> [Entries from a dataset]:
===

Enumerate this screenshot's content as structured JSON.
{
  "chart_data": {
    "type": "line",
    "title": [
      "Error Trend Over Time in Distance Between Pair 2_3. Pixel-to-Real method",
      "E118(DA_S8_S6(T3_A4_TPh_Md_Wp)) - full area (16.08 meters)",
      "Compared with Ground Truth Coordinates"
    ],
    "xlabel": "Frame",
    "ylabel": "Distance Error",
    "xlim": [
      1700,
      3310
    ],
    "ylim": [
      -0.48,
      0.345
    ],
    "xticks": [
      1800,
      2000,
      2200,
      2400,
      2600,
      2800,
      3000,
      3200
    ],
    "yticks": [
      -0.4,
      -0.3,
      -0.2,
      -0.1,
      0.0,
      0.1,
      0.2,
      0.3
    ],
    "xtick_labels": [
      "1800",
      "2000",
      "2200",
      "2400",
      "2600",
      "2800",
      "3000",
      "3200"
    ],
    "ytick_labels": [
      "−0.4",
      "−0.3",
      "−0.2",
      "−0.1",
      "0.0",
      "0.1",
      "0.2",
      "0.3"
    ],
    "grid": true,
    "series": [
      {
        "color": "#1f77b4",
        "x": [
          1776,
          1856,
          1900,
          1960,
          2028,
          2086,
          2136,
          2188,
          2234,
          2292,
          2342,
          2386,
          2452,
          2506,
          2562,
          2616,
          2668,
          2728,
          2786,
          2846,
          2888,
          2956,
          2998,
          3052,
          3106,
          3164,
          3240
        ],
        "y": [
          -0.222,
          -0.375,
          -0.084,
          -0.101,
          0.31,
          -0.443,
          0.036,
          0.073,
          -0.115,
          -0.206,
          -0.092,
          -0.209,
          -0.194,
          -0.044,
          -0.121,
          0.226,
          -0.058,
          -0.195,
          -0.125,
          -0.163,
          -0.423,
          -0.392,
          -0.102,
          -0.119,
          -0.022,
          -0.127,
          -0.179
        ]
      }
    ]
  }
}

===

> [What the task asks]: Return every entry exactly as given.

> [Output below]:
Enumerate this screenshot's content as structured JSON.
{
  "chart_data": {
    "type": "line",
    "title": [
      "Error Trend Over Time in Distance Between Pair 2_3. Pixel-to-Real method",
      "E118(DA_S8_S6(T3_A4_TPh_Md_Wp)) - full area (16.08 meters)",
      "Compared with Ground Truth Coordinates"
    ],
    "xlabel": "Frame",
    "ylabel": "Distance Error",
    "xlim": [
      1700,
      3310
    ],
    "ylim": [
      -0.48,
      0.345
    ],
    "xticks": [
      1800,
      2000,
      2200,
      2400,
      2600,
      2800,
      3000,
      3200
    ],
    "yticks": [
      -0.4,
      -0.3,
      -0.2,
      -0.1,
      0.0,
      0.1,
      0.2,
      0.3
    ],
    "xtick_labels": [
      "1800",
      "2000",
      "2200",
      "2400",
      "2600",
      "2800",
      "3000",
      "3200"
    ],
    "ytick_labels": [
      "−0.4",
      "−0.3",
      "−0.2",
      "−0.1",
      "0.0",
      "0.1",
      "0.2",
      "0.3"
    ],
    "grid": true,
    "series": [
      {
        "color": "#1f77b4",
        "x": [
          1776,
          1856,
          1900,
          1960,
          2028,
          2086,
          2136,
          2188,
          2234,
          2292,
          2342,
          2386,
          2452,
          2506,
          2562,
          2616,
          2668,
          2728,
          2786,
          2846,
          2888,
          2956,
          2998,
          3052,
          3106,
          3164,
          3240
        ],
        "y": [
          -0.222,
          -0.375,
          -0.084,
          -0.101,
          0.31,
          -0.443,
          0.036,
          0.073,
          -0.115,
          -0.206,
          -0.092,
          -0.209,
          -0.194,
          -0.044,
          -0.121,
          0.226,
          -0.058,
          -0.195,
          -0.125,
          -0.163,
          -0.423,
          -0.392,
          -0.102,
          -0.119,
          -0.022,
          -0.127,
          -0.179
        ]
      }
    ]
  }
}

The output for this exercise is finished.